* start DATA PROVIDED *

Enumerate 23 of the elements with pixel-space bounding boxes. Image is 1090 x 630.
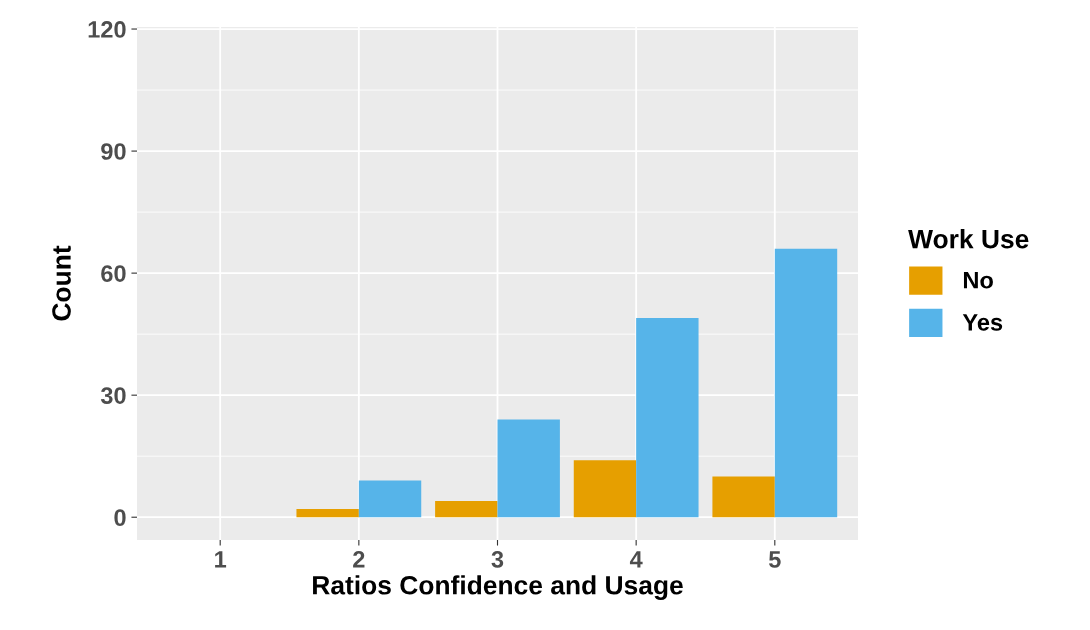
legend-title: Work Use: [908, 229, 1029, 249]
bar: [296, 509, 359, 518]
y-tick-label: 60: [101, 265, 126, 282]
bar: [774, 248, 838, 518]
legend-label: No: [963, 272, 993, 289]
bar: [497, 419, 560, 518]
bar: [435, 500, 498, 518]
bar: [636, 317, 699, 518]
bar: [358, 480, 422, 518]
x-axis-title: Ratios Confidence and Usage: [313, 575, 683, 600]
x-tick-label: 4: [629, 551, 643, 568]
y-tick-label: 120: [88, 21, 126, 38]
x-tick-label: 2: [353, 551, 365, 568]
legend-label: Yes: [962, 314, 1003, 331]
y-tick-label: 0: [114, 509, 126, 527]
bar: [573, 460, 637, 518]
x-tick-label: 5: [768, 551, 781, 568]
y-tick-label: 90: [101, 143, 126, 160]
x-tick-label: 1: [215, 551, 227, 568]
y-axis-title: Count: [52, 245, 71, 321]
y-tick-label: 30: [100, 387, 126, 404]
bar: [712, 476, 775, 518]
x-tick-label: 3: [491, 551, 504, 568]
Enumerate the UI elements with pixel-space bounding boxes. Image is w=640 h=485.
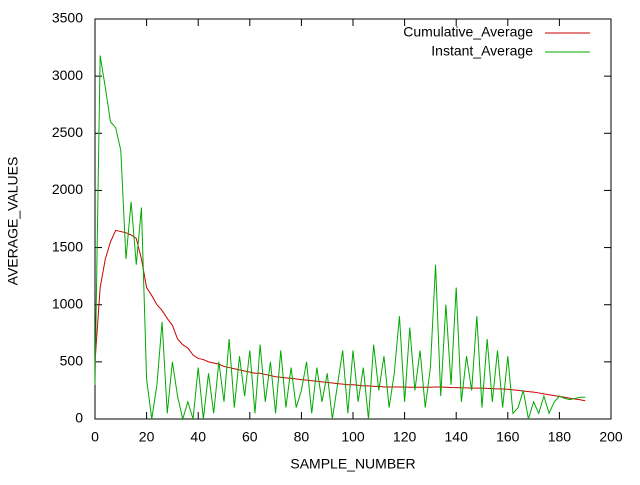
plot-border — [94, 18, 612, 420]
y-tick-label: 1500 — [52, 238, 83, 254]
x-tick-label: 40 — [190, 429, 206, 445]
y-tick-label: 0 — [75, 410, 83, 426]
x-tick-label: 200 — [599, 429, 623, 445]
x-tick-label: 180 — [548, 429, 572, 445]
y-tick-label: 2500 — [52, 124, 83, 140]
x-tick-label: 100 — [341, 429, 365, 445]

* end DATA PROVIDED *

▸ **WHAT IS ASKED**: Copy the listing above line for line without changing any characters, and leave out the pictures.

▸ **SOLUTION TO THIS EXERCISE**:
Enumerate 23 of the elements with pixel-space bounding boxes. Image is 1090 x 630.
legend-title: Work Use: [908, 229, 1029, 249]
bar: [296, 509, 359, 518]
y-tick-label: 60: [101, 265, 126, 282]
bar: [774, 248, 838, 518]
legend-label: No: [963, 272, 993, 289]
bar: [497, 419, 560, 518]
bar: [435, 500, 498, 518]
bar: [636, 317, 699, 518]
bar: [358, 480, 422, 518]
x-axis-title: Ratios Confidence and Usage: [313, 575, 683, 600]
x-tick-label: 4: [629, 551, 643, 568]
y-tick-label: 120: [88, 21, 126, 38]
x-tick-label: 2: [353, 551, 365, 568]
legend-label: Yes: [962, 314, 1003, 331]
y-tick-label: 0: [114, 509, 126, 527]
bar: [573, 460, 637, 518]
x-tick-label: 5: [768, 551, 781, 568]
y-tick-label: 90: [101, 143, 126, 160]
x-tick-label: 1: [215, 551, 227, 568]
y-axis-title: Count: [52, 245, 71, 321]
y-tick-label: 30: [100, 387, 126, 404]
bar: [712, 476, 775, 518]
x-tick-label: 3: [491, 551, 504, 568]
Enumerate the UI elements with pixel-space bounding boxes. Image is w=640 h=485.
plot-border — [94, 18, 612, 420]
y-tick-label: 1500 — [52, 238, 83, 254]
x-tick-label: 40 — [190, 429, 206, 445]
y-tick-label: 0 — [75, 410, 83, 426]
x-tick-label: 200 — [599, 429, 623, 445]
x-tick-label: 180 — [548, 429, 572, 445]
y-tick-label: 2500 — [52, 124, 83, 140]
x-tick-label: 100 — [341, 429, 365, 445]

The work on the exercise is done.